*** RAW RECORDS
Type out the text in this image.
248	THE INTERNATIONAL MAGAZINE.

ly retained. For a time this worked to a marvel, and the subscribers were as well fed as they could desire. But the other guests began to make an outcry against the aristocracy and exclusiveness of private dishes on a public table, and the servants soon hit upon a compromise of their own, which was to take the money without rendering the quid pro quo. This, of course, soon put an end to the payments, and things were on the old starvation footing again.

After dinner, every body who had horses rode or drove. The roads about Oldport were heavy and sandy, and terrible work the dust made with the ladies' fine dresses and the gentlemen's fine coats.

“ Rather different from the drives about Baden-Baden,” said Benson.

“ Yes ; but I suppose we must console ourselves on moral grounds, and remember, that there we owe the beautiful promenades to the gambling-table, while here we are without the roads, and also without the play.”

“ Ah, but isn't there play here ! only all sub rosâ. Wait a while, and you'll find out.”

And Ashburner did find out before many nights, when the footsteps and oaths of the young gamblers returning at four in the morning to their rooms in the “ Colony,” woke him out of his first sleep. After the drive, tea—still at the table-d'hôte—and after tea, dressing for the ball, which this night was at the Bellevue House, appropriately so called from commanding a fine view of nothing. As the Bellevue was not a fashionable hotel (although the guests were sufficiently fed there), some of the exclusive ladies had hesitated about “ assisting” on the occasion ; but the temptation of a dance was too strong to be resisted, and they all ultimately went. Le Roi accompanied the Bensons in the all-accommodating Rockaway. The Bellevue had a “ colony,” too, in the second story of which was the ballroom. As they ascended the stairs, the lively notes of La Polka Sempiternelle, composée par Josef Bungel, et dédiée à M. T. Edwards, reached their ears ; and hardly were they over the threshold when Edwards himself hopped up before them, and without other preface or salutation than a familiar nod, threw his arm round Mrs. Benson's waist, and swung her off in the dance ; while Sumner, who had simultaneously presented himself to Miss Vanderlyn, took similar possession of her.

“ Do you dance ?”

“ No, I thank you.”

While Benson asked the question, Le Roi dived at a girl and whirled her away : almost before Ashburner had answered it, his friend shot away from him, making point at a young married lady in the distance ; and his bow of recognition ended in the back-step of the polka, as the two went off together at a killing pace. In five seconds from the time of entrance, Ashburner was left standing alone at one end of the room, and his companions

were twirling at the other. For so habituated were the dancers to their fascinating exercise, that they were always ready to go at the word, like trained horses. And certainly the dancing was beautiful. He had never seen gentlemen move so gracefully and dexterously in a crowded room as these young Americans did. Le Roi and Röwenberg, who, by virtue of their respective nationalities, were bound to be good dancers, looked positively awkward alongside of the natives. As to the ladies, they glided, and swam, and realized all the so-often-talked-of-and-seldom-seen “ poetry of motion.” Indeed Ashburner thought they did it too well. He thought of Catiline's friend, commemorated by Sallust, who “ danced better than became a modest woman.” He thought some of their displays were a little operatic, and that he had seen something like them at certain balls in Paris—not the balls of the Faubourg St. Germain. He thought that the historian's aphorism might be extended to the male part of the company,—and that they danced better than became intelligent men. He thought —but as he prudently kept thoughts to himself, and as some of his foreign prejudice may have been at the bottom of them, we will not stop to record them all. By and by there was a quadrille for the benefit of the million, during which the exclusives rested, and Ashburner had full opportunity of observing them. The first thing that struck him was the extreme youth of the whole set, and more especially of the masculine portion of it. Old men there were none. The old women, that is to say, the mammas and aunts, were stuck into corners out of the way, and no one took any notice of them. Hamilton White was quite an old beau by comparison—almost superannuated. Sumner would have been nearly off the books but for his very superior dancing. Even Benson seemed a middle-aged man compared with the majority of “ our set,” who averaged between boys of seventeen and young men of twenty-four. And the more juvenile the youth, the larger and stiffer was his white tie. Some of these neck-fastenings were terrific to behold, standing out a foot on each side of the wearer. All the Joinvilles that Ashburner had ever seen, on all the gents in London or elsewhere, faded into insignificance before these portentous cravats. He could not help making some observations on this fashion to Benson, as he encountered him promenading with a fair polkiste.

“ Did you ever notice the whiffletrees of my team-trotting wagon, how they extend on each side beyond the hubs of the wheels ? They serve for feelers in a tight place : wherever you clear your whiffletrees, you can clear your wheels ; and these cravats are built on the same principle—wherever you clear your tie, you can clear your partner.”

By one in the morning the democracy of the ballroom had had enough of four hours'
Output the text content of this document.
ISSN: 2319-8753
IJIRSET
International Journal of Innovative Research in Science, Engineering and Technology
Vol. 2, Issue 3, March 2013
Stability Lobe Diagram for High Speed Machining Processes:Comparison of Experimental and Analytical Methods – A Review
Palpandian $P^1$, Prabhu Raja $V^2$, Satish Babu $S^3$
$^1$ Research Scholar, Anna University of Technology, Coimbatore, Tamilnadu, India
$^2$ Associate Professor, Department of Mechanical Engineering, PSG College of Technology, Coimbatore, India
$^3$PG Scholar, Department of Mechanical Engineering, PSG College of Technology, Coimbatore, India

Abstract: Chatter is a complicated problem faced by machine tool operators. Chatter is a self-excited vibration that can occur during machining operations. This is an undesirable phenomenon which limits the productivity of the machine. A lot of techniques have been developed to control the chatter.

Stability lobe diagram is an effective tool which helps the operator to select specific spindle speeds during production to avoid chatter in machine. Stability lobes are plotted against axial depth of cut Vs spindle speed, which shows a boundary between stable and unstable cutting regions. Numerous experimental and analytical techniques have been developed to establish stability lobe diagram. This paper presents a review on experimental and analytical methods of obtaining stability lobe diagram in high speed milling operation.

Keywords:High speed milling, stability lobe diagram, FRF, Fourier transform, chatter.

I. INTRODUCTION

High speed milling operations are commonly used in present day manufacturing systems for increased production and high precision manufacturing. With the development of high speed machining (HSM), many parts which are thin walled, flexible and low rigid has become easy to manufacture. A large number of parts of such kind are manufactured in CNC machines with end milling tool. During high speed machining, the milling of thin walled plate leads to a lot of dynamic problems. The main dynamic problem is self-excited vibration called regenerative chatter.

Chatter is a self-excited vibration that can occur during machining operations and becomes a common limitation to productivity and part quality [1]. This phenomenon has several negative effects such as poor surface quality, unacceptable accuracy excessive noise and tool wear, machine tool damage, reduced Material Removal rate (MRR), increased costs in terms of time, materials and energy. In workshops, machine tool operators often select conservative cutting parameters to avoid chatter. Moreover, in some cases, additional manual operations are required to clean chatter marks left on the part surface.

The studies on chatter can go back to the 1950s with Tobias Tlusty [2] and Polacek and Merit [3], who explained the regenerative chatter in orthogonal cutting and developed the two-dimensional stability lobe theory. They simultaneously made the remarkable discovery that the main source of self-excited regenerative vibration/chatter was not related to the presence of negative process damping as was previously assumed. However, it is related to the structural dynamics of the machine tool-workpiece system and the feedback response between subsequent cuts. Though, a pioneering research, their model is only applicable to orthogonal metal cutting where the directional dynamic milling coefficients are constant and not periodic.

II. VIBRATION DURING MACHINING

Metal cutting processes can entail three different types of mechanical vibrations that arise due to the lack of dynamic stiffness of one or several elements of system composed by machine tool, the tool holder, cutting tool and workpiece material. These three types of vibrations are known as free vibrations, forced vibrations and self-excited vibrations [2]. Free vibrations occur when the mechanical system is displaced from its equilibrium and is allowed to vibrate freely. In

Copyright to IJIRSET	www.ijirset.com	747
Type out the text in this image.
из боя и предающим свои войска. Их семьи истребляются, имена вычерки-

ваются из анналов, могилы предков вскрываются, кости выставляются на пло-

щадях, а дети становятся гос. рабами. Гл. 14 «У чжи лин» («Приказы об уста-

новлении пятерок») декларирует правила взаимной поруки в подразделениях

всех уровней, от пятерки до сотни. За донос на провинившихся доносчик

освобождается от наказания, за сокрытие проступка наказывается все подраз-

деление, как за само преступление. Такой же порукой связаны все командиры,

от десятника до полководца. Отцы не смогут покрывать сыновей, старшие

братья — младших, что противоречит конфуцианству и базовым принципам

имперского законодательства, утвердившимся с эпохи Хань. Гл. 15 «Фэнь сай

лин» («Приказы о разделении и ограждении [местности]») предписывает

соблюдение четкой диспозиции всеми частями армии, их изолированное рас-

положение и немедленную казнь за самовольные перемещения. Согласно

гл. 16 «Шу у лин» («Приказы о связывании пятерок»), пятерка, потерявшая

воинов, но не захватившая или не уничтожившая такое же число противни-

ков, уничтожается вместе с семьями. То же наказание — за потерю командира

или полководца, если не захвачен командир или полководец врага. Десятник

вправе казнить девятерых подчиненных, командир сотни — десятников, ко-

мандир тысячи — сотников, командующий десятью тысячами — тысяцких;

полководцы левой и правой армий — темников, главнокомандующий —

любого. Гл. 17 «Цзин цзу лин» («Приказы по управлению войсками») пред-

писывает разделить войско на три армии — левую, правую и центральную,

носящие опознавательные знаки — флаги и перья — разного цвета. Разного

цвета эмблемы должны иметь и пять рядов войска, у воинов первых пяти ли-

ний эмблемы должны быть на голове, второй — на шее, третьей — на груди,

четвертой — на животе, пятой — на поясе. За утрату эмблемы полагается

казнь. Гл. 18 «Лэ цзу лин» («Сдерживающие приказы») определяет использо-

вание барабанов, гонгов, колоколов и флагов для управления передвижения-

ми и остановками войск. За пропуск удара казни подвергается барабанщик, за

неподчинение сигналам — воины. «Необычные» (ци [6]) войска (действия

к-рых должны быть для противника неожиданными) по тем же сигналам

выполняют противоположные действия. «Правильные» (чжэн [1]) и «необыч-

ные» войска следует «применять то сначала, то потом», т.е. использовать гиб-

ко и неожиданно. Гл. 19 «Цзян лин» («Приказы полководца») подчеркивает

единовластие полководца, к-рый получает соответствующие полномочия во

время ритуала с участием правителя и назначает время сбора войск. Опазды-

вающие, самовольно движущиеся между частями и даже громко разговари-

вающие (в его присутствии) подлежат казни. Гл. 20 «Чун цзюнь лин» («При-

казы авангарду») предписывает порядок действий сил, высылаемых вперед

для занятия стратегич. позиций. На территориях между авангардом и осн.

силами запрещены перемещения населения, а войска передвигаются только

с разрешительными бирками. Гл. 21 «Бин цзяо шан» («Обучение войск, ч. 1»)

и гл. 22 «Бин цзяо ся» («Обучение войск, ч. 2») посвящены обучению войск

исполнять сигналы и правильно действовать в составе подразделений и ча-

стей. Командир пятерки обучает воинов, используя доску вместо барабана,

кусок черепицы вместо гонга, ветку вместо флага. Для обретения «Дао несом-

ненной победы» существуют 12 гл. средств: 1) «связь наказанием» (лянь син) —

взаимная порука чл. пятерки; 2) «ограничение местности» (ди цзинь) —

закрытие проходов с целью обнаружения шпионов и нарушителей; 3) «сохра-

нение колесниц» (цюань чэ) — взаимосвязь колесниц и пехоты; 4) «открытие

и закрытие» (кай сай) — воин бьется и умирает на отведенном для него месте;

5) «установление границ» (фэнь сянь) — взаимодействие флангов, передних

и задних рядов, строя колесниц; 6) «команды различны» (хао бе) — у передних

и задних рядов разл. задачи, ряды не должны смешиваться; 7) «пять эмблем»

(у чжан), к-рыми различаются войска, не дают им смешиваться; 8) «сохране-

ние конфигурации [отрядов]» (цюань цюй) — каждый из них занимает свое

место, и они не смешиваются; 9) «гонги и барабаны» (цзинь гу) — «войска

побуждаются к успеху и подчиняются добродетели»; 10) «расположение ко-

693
******
### WORK TO DO
Identify the lines of the entries containing the string "цвета". Copy each such line.

### ANSWER FOR THE TASK
носящие опознавательные знаки — флаги и перья — разного цвета. Разного
цвета эмблемы должны иметь и пять рядов войска, у воинов первых пяти ли-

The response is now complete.